[Stored records]

==*==

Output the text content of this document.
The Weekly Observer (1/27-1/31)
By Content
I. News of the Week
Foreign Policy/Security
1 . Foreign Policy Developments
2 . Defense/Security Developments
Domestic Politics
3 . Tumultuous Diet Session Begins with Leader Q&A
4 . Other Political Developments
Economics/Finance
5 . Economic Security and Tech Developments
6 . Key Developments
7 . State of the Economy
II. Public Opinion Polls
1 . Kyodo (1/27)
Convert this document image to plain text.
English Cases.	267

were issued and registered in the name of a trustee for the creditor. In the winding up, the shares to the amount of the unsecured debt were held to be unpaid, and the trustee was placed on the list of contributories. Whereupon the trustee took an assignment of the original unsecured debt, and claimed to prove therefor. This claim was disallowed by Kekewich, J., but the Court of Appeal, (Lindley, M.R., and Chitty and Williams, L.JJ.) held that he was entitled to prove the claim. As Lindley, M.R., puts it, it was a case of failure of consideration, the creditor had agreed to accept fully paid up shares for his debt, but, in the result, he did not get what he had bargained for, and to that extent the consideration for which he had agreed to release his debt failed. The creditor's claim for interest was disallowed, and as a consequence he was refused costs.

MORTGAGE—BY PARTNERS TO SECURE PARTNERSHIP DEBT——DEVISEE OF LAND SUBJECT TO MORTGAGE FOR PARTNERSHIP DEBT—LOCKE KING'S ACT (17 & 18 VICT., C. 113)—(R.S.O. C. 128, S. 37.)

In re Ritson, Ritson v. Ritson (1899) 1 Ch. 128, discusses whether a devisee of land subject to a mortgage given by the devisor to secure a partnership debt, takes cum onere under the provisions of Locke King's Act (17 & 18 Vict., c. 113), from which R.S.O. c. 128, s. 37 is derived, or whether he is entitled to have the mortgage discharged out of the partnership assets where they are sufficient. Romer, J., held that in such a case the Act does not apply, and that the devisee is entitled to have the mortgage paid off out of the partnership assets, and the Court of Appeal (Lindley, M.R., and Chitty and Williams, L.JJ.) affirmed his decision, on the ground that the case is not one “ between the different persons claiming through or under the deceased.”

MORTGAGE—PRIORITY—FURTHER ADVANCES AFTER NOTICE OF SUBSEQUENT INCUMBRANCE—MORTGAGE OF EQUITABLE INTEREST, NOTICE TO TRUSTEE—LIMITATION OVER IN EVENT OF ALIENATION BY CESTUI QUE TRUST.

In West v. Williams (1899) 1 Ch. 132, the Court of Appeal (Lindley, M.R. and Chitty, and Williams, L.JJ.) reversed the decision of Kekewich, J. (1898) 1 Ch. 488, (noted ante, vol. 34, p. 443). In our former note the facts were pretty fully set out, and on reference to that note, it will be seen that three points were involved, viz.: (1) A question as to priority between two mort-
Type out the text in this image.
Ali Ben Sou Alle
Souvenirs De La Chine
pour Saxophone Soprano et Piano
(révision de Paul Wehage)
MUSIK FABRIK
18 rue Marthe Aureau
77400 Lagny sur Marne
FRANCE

==*==

Aim of the exercise — All lines of the data above that include the word "text" must be shown.

Exercise solution —
Output the text content of this document.
Convert this document image to plain text.
Type out the text in this image.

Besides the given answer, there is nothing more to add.